** START OF SUPPLIED DATA **
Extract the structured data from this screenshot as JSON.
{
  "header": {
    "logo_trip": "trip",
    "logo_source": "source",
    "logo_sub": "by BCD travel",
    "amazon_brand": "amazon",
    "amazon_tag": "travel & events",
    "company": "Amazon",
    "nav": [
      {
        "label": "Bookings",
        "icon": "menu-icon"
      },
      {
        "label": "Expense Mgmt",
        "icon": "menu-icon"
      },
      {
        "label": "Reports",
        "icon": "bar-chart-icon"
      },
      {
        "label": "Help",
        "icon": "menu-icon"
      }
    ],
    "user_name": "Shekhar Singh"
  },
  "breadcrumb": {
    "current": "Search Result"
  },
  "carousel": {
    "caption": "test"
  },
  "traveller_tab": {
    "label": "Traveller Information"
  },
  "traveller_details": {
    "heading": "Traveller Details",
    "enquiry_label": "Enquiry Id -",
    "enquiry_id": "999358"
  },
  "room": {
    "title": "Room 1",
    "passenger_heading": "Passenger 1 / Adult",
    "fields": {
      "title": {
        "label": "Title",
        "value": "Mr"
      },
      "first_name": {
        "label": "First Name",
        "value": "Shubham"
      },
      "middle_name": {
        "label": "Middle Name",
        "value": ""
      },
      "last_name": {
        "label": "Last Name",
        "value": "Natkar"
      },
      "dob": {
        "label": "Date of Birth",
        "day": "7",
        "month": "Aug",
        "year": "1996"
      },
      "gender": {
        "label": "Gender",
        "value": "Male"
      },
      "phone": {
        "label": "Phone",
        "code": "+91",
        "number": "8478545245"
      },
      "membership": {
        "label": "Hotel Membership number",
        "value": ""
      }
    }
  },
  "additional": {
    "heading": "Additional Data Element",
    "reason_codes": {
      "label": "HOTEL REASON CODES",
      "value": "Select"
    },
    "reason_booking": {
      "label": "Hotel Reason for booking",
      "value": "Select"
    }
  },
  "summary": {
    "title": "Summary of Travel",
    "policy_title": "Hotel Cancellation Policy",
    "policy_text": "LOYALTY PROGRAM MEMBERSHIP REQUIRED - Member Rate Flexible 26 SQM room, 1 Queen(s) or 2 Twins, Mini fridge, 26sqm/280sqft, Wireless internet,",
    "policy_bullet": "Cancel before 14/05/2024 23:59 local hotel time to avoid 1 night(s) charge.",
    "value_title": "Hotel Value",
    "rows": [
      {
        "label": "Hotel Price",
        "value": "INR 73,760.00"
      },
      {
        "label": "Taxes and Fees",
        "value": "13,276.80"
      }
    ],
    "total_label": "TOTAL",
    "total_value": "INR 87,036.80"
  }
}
** END OF SUPPLIED DATA **
Each record must be returned exactly as it is written.

Extract the structured data from this screenshot as JSON.
{
  "header": {
    "logo_trip": "trip",
    "logo_source": "source",
    "logo_sub": "by BCD travel",
    "amazon_brand": "amazon",
    "amazon_tag": "travel & events",
    "company": "Amazon",
    "nav": [
      {
        "label": "Bookings",
        "icon": "menu-icon"
      },
      {
        "label": "Expense Mgmt",
        "icon": "menu-icon"
      },
      {
        "label": "Reports",
        "icon": "bar-chart-icon"
      },
      {
        "label": "Help",
        "icon": "menu-icon"
      }
    ],
    "user_name": "Shekhar Singh"
  },
  "breadcrumb": {
    "current": "Search Result"
  },
  "carousel": {
    "caption": "test"
  },
  "traveller_tab": {
    "label": "Traveller Information"
  },
  "traveller_details": {
    "heading": "Traveller Details",
    "enquiry_label": "Enquiry Id -",
    "enquiry_id": "999358"
  },
  "room": {
    "title": "Room 1",
    "passenger_heading": "Passenger 1 / Adult",
    "fields": {
      "title": {
        "label": "Title",
        "value": "Mr"
      },
      "first_name": {
        "label": "First Name",
        "value": "Shubham"
      },
      "middle_name": {
        "label": "Middle Name",
        "value": ""
      },
      "last_name": {
        "label": "Last Name",
        "value": "Natkar"
      },
      "dob": {
        "label": "Date of Birth",
        "day": "7",
        "month": "Aug",
        "year": "1996"
      },
      "gender": {
        "label": "Gender",
        "value": "Male"
      },
      "phone": {
        "label": "Phone",
        "code": "+91",
        "number": "8478545245"
      },
      "membership": {
        "label": "Hotel Membership number",
        "value": ""
      }
    }
  },
  "additional": {
    "heading": "Additional Data Element",
    "reason_codes": {
      "label": "HOTEL REASON CODES",
      "value": "Select"
    },
    "reason_booking": {
      "label": "Hotel Reason for booking",
      "value": "Select"
    }
  },
  "summary": {
    "title": "Summary of Travel",
    "policy_title": "Hotel Cancellation Policy",
    "policy_text": "LOYALTY PROGRAM MEMBERSHIP REQUIRED - Member Rate Flexible 26 SQM room, 1 Queen(s) or 2 Twins, Mini fridge, 26sqm/280sqft, Wireless internet,",
    "policy_bullet": "Cancel before 14/05/2024 23:59 local hotel time to avoid 1 night(s) charge.",
    "value_title": "Hotel Value",
    "rows": [
      {
        "label": "Hotel Price",
        "value": "INR 73,760.00"
      },
      {
        "label": "Taxes and Fees",
        "value": "13,276.80"
      }
    ],
    "total_label": "TOTAL",
    "total_value": "INR 87,036.80"
  }
}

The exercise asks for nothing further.